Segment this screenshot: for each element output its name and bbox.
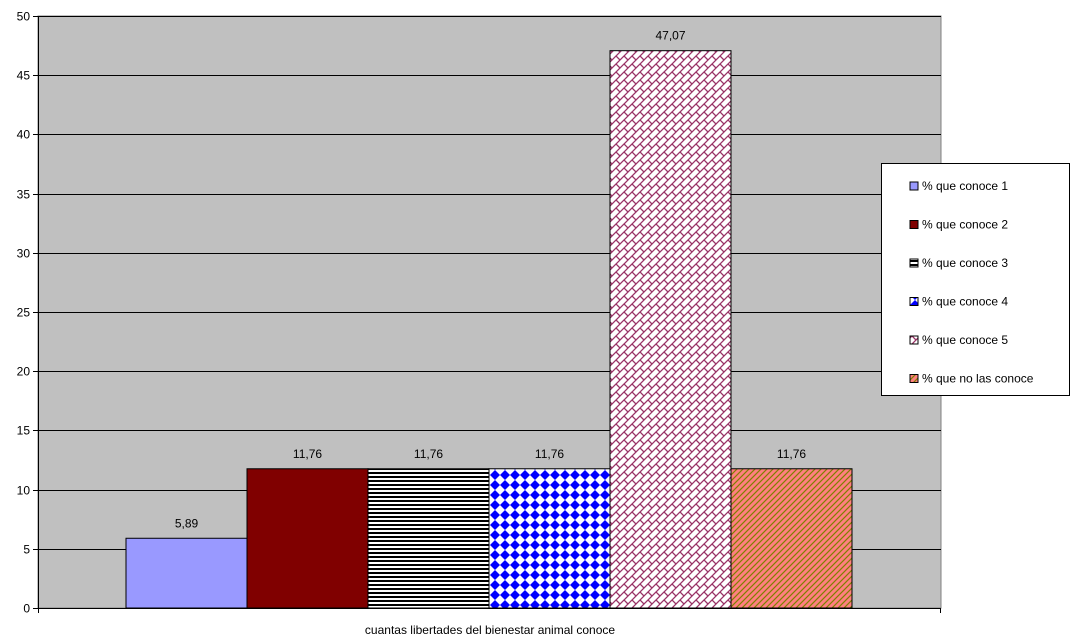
legend-swatch [909,220,919,229]
legend-label: % que conoce 5 [922,333,1008,347]
legend-label: % que conoce 3 [922,256,1008,270]
data-label: 5,89 [175,516,199,530]
y-tick-label: 30 [17,247,31,261]
bar-2 [246,468,369,609]
legend-swatch [909,335,919,345]
bar-6 [730,468,853,609]
y-tick-label: 25 [17,306,31,320]
bar-5 [609,50,732,609]
data-labels: 5,89 11,76 11,76 11,76 47,07 11,76 [175,29,807,531]
axes: 0 5 10 15 20 25 30 35 40 45 50 [17,10,941,616]
bar-4 [488,468,611,609]
data-label: 47,07 [655,29,685,43]
legend-swatch [909,181,919,191]
y-tick-label: 20 [17,365,31,379]
legend: % que conoce 1 % que conoce 2 % que conoce… [881,163,1070,396]
y-tick-label: 40 [17,128,31,142]
y-tick-label: 5 [23,543,30,557]
legend-box [881,163,1070,396]
y-tick-label: 0 [23,602,30,616]
data-label: 11,76 [293,447,322,461]
y-tick-label: 15 [17,424,31,438]
legend-label: % que no las conoce [922,372,1034,386]
y-tick-label: 10 [17,484,31,498]
legend-swatch [909,374,919,383]
legend-label: % que conoce 2 [922,218,1008,232]
x-axis-title: cuantas libertades del bienestar animal … [365,623,615,637]
legend-label: % que conoce 1 [922,179,1008,193]
y-tick-label: 50 [17,10,31,24]
y-tick-label: 35 [17,188,31,202]
bar-1 [125,537,248,609]
legend-swatch [909,258,919,268]
legend-label: % que conoce 4 [922,295,1008,309]
data-label: 11,76 [414,447,443,461]
data-label: 11,76 [535,447,564,461]
data-label: 11,76 [777,447,806,461]
y-tick-label: 45 [17,69,31,83]
legend-swatch [909,297,919,306]
bar-3 [367,468,490,609]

* WHAT YOU WILL DO
Please rewrite the material above with every "legend-swatch" changed to "legend-marker" and nothing else altered. Leave the pictures out of your version.

* RESPONSE BELOW
Segment this screenshot: for each element output its name and bbox.
legend-marker [909,220,919,229]
legend-label: % que conoce 5 [922,333,1008,347]
legend-label: % que conoce 3 [922,256,1008,270]
data-label: 5,89 [175,516,199,530]
y-tick-label: 30 [17,247,31,261]
bar-2 [246,468,369,609]
legend-marker [909,335,919,345]
bar-6 [730,468,853,609]
y-tick-label: 25 [17,306,31,320]
bar-5 [609,50,732,609]
data-labels: 5,89 11,76 11,76 11,76 47,07 11,76 [175,29,807,531]
axes: 0 5 10 15 20 25 30 35 40 45 50 [17,10,941,616]
bar-4 [488,468,611,609]
data-label: 47,07 [655,29,685,43]
legend-marker [909,181,919,191]
y-tick-label: 20 [17,365,31,379]
legend: % que conoce 1 % que conoce 2 % que conoce… [881,163,1070,396]
y-tick-label: 40 [17,128,31,142]
y-tick-label: 5 [23,543,30,557]
legend-box [881,163,1070,396]
y-tick-label: 0 [23,602,30,616]
data-label: 11,76 [293,447,322,461]
y-tick-label: 15 [17,424,31,438]
legend-label: % que no las conoce [922,372,1034,386]
y-tick-label: 10 [17,484,31,498]
legend-marker [909,374,919,383]
legend-label: % que conoce 2 [922,218,1008,232]
x-axis-title: cuantas libertades del bienestar animal … [365,623,615,637]
legend-label: % que conoce 1 [922,179,1008,193]
y-tick-label: 50 [17,10,31,24]
y-tick-label: 35 [17,188,31,202]
bar-1 [125,537,248,609]
legend-marker [909,258,919,268]
legend-label: % que conoce 4 [922,295,1008,309]
data-label: 11,76 [414,447,443,461]
data-label: 11,76 [535,447,564,461]
data-label: 11,76 [777,447,806,461]
y-tick-label: 45 [17,69,31,83]
legend-marker [909,297,919,306]
bar-3 [367,468,490,609]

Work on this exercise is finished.